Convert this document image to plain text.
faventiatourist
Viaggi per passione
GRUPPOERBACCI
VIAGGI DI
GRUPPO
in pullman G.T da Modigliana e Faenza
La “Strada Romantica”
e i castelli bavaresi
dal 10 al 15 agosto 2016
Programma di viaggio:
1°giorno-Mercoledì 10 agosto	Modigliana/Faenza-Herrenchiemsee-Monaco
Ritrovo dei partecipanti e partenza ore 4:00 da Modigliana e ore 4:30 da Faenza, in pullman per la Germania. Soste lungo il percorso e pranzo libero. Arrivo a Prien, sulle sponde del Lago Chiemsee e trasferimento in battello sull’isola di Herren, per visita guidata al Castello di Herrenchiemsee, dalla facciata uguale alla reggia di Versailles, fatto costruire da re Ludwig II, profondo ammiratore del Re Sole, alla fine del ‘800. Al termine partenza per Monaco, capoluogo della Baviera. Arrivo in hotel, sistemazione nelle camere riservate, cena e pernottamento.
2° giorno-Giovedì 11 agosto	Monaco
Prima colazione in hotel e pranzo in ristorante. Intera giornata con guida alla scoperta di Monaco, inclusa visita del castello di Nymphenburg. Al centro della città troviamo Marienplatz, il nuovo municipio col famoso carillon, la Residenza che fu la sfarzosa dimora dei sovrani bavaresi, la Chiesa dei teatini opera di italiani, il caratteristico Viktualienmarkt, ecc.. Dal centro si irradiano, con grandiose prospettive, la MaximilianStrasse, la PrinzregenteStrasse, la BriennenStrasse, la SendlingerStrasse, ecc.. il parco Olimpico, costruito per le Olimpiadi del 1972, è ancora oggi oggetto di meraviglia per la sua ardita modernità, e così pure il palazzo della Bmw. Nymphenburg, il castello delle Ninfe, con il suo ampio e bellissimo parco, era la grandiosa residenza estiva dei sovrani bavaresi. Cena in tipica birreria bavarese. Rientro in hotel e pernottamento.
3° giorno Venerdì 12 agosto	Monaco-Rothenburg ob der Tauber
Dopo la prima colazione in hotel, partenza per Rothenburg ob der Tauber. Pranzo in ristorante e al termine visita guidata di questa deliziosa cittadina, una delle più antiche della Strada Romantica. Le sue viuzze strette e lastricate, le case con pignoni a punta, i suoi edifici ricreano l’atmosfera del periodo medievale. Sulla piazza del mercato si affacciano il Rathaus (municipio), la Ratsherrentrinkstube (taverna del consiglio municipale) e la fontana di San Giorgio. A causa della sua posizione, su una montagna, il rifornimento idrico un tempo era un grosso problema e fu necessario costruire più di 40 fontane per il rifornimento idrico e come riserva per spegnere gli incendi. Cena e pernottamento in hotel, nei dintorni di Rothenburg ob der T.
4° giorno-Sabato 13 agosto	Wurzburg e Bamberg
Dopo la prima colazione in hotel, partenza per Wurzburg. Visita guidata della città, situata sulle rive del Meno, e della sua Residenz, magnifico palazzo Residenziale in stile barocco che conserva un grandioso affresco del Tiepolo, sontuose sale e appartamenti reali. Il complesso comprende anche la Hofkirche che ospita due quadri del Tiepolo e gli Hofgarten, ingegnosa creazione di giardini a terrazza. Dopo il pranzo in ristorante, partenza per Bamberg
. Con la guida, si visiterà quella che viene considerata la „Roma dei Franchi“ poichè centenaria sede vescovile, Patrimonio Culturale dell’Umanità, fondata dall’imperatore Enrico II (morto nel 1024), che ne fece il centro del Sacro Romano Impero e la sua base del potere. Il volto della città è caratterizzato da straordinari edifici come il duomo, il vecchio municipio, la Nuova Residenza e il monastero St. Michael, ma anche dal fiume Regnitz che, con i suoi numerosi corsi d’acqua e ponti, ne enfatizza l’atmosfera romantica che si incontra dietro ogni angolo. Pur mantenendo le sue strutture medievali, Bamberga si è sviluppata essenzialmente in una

----

Exercise directions:
Reproduce the whole listing word for word.

Task answer:
Convert this document image to plain text.
faventiatourist
Viaggi per passione
GRUPPOERBACCI
VIAGGI DI
GRUPPO
in pullman G.T da Modigliana e Faenza
La “Strada Romantica”
e i castelli bavaresi
dal 10 al 15 agosto 2016
Programma di viaggio:
1°giorno-Mercoledì 10 agosto	Modigliana/Faenza-Herrenchiemsee-Monaco
Ritrovo dei partecipanti e partenza ore 4:00 da Modigliana e ore 4:30 da Faenza, in pullman per la Germania. Soste lungo il percorso e pranzo libero. Arrivo a Prien, sulle sponde del Lago Chiemsee e trasferimento in battello sull’isola di Herren, per visita guidata al Castello di Herrenchiemsee, dalla facciata uguale alla reggia di Versailles, fatto costruire da re Ludwig II, profondo ammiratore del Re Sole, alla fine del ‘800. Al termine partenza per Monaco, capoluogo della Baviera. Arrivo in hotel, sistemazione nelle camere riservate, cena e pernottamento.
2° giorno-Giovedì 11 agosto	Monaco
Prima colazione in hotel e pranzo in ristorante. Intera giornata con guida alla scoperta di Monaco, inclusa visita del castello di Nymphenburg. Al centro della città troviamo Marienplatz, il nuovo municipio col famoso carillon, la Residenza che fu la sfarzosa dimora dei sovrani bavaresi, la Chiesa dei teatini opera di italiani, il caratteristico Viktualienmarkt, ecc.. Dal centro si irradiano, con grandiose prospettive, la MaximilianStrasse, la PrinzregenteStrasse, la BriennenStrasse, la SendlingerStrasse, ecc.. il parco Olimpico, costruito per le Olimpiadi del 1972, è ancora oggi oggetto di meraviglia per la sua ardita modernità, e così pure il palazzo della Bmw. Nymphenburg, il castello delle Ninfe, con il suo ampio e bellissimo parco, era la grandiosa residenza estiva dei sovrani bavaresi. Cena in tipica birreria bavarese. Rientro in hotel e pernottamento.
3° giorno Venerdì 12 agosto	Monaco-Rothenburg ob der Tauber
Dopo la prima colazione in hotel, partenza per Rothenburg ob der Tauber. Pranzo in ristorante e al termine visita guidata di questa deliziosa cittadina, una delle più antiche della Strada Romantica. Le sue viuzze strette e lastricate, le case con pignoni a punta, i suoi edifici ricreano l’atmosfera del periodo medievale. Sulla piazza del mercato si affacciano il Rathaus (municipio), la Ratsherrentrinkstube (taverna del consiglio municipale) e la fontana di San Giorgio. A causa della sua posizione, su una montagna, il rifornimento idrico un tempo era un grosso problema e fu necessario costruire più di 40 fontane per il rifornimento idrico e come riserva per spegnere gli incendi. Cena e pernottamento in hotel, nei dintorni di Rothenburg ob der T.
4° giorno-Sabato 13 agosto	Wurzburg e Bamberg
Dopo la prima colazione in hotel, partenza per Wurzburg. Visita guidata della città, situata sulle rive del Meno, e della sua Residenz, magnifico palazzo Residenziale in stile barocco che conserva un grandioso affresco del Tiepolo, sontuose sale e appartamenti reali. Il complesso comprende anche la Hofkirche che ospita due quadri del Tiepolo e gli Hofgarten, ingegnosa creazione di giardini a terrazza. Dopo il pranzo in ristorante, partenza per Bamberg
. Con la guida, si visiterà quella che viene considerata la „Roma dei Franchi“ poichè centenaria sede vescovile, Patrimonio Culturale dell’Umanità, fondata dall’imperatore Enrico II (morto nel 1024), che ne fece il centro del Sacro Romano Impero e la sua base del potere. Il volto della città è caratterizzato da straordinari edifici come il duomo, il vecchio municipio, la Nuova Residenza e il monastero St. Michael, ma anche dal fiume Regnitz che, con i suoi numerosi corsi d’acqua e ponti, ne enfatizza l’atmosfera romantica che si incontra dietro ogni angolo. Pur mantenendo le sue strutture medievali, Bamberga si è sviluppata essenzialmente in una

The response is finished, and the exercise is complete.